Your goal:
The records below are split into lines. How many of those lines contain the string "Level"? Reply with the number only.

--- Start of Data entries ---

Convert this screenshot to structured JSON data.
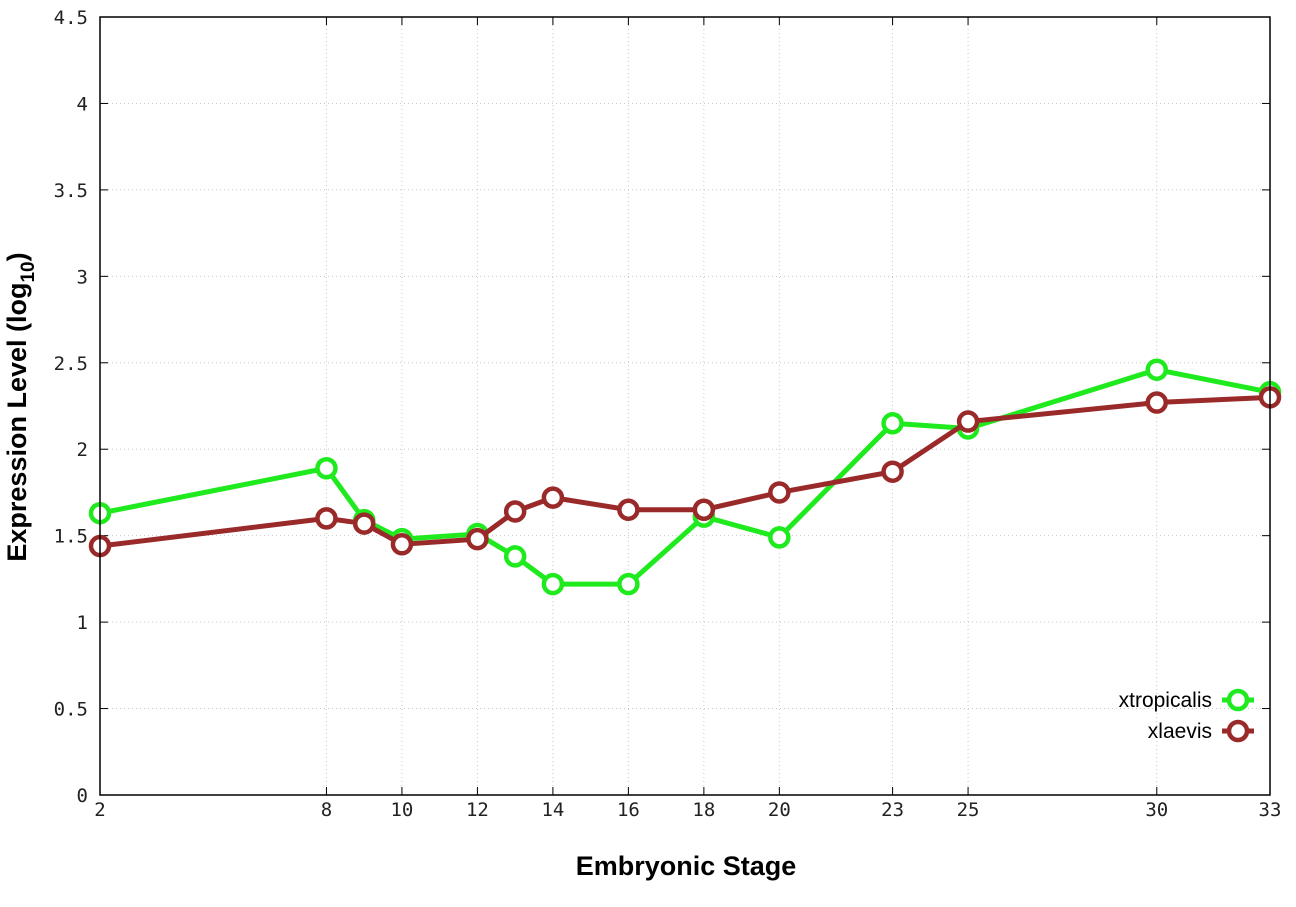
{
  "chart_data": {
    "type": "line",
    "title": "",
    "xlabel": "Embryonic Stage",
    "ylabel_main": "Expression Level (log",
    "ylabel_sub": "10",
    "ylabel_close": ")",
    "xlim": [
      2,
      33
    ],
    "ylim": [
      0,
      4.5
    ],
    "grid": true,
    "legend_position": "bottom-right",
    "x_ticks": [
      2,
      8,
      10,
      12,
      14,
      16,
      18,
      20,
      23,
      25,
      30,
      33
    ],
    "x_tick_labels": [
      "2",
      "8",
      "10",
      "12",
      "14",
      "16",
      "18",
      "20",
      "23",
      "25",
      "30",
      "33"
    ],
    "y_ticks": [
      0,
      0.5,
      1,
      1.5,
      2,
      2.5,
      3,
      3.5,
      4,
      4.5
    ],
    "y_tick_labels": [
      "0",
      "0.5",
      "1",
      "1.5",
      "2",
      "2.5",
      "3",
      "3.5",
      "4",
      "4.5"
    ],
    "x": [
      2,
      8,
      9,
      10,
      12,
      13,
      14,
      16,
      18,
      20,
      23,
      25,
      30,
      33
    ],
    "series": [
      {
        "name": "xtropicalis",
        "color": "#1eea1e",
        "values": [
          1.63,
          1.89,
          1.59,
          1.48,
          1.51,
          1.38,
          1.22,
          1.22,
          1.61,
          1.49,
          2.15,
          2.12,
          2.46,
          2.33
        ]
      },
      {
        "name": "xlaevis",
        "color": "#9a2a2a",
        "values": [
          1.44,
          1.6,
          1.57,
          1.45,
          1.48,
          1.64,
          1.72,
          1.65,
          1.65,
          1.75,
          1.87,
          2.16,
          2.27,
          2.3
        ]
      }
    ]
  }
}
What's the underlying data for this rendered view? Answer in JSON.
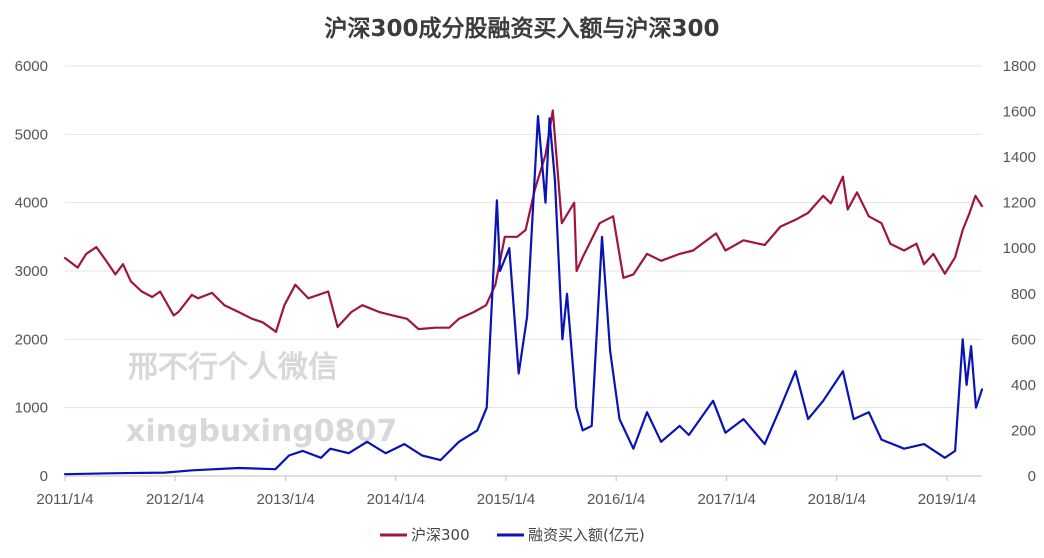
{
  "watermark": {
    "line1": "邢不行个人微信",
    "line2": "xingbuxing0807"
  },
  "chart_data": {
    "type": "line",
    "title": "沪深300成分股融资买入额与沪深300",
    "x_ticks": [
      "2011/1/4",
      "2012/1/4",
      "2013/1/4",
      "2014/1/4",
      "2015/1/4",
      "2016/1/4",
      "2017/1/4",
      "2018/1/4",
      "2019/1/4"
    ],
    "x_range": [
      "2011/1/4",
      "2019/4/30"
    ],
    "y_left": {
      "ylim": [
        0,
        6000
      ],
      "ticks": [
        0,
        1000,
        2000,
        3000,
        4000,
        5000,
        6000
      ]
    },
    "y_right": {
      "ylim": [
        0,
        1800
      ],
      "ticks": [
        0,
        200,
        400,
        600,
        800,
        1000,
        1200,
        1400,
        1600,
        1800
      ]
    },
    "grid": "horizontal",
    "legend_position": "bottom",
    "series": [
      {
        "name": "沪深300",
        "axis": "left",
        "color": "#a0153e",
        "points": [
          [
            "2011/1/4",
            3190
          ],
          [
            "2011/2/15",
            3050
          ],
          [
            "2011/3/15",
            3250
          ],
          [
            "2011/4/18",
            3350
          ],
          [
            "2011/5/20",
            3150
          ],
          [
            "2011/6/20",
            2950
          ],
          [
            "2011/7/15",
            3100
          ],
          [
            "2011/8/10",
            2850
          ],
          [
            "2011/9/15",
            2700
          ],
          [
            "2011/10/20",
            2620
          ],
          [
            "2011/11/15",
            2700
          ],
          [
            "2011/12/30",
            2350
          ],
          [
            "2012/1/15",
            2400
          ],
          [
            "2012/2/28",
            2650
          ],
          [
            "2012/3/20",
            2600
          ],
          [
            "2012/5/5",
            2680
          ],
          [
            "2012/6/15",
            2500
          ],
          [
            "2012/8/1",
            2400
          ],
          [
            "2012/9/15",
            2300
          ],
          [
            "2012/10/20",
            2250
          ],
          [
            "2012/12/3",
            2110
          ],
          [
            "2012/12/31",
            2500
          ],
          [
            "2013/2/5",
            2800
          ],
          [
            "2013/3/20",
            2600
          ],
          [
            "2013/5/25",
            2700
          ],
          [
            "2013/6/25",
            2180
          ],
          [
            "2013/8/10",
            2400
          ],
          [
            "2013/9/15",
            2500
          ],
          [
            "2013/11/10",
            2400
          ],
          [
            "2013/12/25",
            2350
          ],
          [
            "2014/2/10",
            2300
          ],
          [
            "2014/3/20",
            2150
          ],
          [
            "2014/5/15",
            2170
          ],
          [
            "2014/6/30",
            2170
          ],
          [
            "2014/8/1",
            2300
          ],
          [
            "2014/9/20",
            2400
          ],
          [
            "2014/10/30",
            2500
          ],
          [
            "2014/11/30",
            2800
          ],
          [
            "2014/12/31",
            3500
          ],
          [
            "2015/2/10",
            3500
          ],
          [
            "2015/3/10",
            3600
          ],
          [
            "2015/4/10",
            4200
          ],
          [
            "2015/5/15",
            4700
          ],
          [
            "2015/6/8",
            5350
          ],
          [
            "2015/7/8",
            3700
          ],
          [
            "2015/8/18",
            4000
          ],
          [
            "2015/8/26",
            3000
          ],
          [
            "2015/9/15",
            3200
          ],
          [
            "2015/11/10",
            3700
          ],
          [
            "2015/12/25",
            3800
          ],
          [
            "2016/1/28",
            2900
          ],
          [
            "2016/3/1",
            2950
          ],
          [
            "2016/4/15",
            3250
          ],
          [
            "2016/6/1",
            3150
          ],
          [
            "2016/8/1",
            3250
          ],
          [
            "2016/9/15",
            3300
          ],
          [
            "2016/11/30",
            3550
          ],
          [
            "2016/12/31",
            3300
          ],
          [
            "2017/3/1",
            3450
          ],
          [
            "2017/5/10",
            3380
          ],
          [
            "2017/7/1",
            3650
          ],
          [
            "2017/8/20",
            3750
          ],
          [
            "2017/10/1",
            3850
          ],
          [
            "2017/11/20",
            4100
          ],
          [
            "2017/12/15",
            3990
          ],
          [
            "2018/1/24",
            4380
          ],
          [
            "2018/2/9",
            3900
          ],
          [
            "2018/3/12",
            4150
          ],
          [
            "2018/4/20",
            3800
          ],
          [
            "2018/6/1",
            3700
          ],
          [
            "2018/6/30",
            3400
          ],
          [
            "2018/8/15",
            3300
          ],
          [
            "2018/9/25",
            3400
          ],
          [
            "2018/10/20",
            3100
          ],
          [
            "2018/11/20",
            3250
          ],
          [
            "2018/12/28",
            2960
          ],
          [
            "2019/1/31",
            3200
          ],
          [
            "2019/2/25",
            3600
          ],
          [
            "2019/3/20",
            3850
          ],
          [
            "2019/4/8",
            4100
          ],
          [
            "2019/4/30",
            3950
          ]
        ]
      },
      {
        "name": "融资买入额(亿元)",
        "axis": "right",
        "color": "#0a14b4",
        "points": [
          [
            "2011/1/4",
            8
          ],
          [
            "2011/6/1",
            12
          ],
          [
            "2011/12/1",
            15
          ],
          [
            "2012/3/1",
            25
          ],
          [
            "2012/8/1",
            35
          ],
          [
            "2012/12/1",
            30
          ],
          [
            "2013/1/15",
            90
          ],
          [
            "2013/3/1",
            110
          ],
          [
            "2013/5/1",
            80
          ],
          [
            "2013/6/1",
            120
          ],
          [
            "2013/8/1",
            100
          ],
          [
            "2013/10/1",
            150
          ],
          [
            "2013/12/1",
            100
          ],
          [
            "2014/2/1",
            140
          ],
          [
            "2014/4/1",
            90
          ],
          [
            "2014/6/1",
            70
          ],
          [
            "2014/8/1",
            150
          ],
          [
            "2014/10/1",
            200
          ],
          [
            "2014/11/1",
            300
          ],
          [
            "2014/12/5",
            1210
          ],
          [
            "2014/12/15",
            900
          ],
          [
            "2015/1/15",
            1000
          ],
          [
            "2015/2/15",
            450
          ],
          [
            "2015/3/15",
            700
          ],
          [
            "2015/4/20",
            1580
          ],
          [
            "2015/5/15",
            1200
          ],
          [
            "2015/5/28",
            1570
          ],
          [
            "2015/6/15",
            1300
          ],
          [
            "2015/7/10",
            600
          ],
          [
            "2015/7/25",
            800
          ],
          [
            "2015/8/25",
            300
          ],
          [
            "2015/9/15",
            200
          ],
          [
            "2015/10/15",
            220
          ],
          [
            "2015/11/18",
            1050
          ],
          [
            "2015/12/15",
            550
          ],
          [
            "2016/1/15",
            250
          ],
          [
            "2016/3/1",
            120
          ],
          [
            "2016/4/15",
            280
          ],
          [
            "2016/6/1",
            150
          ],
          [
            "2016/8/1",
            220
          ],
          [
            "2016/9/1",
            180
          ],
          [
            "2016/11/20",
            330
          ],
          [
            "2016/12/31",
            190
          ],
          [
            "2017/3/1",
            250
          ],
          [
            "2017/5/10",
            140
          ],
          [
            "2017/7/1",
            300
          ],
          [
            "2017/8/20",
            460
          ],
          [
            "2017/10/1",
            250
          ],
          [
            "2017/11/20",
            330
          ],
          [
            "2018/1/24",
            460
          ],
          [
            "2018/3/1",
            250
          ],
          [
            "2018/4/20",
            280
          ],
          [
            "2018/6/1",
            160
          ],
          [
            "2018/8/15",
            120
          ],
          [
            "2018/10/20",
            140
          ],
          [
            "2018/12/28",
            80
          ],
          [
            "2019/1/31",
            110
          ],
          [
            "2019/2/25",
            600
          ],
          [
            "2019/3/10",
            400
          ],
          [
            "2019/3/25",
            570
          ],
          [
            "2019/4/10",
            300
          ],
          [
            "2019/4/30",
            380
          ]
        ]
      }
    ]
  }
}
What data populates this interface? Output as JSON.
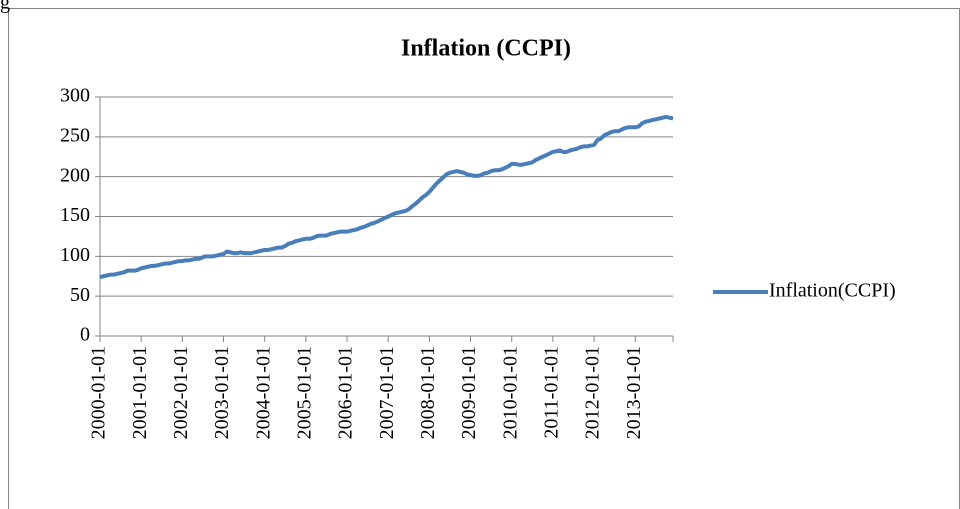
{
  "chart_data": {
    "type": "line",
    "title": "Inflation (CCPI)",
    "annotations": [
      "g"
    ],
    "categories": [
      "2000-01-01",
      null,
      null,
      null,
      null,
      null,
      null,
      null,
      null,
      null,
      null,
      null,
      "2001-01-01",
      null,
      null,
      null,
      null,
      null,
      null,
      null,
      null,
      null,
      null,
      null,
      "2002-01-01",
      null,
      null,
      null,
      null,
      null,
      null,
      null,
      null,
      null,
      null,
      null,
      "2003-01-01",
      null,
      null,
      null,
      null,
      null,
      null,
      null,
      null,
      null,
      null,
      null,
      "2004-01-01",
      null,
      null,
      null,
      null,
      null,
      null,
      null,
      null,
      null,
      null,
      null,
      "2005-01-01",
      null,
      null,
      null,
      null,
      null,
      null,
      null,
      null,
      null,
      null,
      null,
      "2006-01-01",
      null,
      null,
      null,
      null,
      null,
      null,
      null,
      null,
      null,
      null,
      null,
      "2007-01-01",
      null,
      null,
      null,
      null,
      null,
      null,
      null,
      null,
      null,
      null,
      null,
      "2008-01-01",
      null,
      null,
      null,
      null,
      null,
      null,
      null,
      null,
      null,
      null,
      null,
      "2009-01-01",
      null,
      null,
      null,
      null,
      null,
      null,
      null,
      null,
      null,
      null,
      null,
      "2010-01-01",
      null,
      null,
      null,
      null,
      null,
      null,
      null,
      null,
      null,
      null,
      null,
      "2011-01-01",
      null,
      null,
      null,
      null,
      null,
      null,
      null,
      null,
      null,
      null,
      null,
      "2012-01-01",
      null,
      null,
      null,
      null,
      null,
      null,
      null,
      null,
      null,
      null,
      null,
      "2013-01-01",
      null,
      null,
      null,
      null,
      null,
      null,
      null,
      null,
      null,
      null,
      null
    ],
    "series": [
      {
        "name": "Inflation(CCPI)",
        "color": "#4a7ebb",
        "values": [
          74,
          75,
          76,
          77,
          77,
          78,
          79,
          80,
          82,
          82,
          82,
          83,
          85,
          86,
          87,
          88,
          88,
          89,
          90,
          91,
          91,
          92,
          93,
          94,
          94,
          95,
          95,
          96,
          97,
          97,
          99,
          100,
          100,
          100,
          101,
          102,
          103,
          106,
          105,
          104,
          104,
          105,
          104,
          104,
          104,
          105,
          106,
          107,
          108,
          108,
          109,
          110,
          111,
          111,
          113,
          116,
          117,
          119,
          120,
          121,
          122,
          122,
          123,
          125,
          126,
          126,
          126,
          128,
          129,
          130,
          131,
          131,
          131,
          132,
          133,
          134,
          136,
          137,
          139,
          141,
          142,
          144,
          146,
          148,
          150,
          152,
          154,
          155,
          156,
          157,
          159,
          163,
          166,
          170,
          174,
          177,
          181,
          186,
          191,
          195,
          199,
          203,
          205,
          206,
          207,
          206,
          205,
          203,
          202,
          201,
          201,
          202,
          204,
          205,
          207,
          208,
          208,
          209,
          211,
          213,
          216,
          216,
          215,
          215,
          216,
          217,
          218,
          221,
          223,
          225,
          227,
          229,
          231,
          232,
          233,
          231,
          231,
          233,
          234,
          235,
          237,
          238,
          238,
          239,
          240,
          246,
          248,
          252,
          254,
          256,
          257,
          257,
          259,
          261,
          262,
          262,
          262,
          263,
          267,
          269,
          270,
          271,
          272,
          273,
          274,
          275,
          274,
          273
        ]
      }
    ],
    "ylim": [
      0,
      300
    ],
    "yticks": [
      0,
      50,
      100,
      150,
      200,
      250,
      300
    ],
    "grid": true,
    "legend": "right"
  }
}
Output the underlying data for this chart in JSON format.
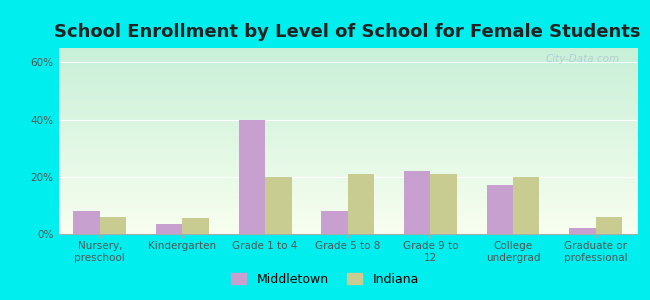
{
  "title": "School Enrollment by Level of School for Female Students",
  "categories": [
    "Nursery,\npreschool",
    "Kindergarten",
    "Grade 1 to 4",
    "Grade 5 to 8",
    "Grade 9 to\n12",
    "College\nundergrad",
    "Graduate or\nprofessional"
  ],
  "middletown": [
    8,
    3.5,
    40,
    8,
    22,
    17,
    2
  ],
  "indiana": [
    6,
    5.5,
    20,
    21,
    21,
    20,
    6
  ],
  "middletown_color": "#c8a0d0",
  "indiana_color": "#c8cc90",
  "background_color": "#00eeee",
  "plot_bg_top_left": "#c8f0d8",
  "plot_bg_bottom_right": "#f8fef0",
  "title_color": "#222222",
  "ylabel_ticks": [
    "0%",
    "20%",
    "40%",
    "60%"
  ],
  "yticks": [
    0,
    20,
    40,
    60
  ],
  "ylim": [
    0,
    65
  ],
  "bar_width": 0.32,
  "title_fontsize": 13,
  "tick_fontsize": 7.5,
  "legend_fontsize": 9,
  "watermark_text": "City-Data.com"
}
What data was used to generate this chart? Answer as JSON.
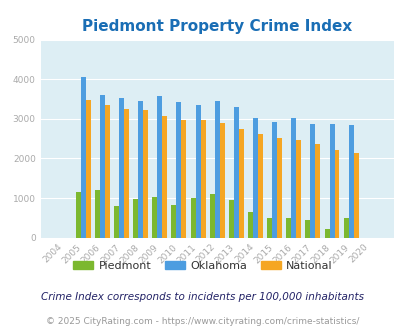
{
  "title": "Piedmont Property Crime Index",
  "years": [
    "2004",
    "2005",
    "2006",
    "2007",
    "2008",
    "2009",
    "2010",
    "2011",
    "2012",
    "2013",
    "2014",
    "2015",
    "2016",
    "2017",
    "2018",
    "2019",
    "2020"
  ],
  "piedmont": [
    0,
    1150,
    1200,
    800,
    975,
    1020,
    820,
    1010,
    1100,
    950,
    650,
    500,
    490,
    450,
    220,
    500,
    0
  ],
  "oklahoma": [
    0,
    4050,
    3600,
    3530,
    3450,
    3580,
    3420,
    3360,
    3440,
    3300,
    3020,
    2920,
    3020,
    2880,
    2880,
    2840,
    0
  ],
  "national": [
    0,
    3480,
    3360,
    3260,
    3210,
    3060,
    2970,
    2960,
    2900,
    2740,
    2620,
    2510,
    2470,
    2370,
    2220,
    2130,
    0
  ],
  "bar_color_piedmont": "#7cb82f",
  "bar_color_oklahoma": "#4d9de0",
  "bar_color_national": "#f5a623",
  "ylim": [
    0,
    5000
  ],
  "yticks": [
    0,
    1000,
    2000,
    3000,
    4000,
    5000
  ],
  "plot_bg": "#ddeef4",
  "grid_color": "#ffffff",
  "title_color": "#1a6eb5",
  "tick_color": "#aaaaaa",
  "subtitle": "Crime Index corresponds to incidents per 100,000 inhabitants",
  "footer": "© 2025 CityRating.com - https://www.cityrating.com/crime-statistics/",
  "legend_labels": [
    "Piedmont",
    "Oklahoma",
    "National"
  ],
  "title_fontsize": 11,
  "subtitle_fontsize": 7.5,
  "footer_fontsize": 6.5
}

--- End of Data entries ---

Written response:
2